Give every line from the entries that contains "Area".

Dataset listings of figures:
** Begin **

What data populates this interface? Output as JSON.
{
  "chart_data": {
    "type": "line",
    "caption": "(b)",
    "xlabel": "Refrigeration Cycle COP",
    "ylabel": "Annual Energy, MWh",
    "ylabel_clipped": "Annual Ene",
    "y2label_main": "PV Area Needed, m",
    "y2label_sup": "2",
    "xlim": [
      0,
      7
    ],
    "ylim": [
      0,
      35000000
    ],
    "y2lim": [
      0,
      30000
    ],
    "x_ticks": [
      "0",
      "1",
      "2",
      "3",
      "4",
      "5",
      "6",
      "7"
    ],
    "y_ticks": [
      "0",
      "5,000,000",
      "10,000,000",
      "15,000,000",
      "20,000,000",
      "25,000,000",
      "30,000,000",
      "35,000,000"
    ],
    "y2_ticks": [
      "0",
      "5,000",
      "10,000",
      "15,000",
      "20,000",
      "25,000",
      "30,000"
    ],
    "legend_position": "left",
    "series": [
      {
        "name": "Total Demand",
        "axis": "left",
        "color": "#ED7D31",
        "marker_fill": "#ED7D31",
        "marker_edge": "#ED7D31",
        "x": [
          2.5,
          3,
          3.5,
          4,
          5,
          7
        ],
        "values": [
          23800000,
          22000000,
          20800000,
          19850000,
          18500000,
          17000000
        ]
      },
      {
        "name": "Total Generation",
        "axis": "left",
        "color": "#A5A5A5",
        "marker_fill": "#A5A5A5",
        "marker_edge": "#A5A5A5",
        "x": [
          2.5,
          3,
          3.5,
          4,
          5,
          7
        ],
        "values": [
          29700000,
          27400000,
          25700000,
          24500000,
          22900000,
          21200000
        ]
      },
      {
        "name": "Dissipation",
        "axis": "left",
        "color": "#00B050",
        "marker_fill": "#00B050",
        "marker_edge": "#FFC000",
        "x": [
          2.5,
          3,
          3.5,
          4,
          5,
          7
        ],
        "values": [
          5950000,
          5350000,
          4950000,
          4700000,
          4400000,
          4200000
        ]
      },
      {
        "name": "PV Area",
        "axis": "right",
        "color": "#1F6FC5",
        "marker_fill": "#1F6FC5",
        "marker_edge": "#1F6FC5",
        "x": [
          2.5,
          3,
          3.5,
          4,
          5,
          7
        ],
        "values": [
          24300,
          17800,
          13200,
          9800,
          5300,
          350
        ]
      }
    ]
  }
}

** End **

# TASK SOLUTION:
    "y2label_main": "PV Area Needed, m",
        "name": "PV Area",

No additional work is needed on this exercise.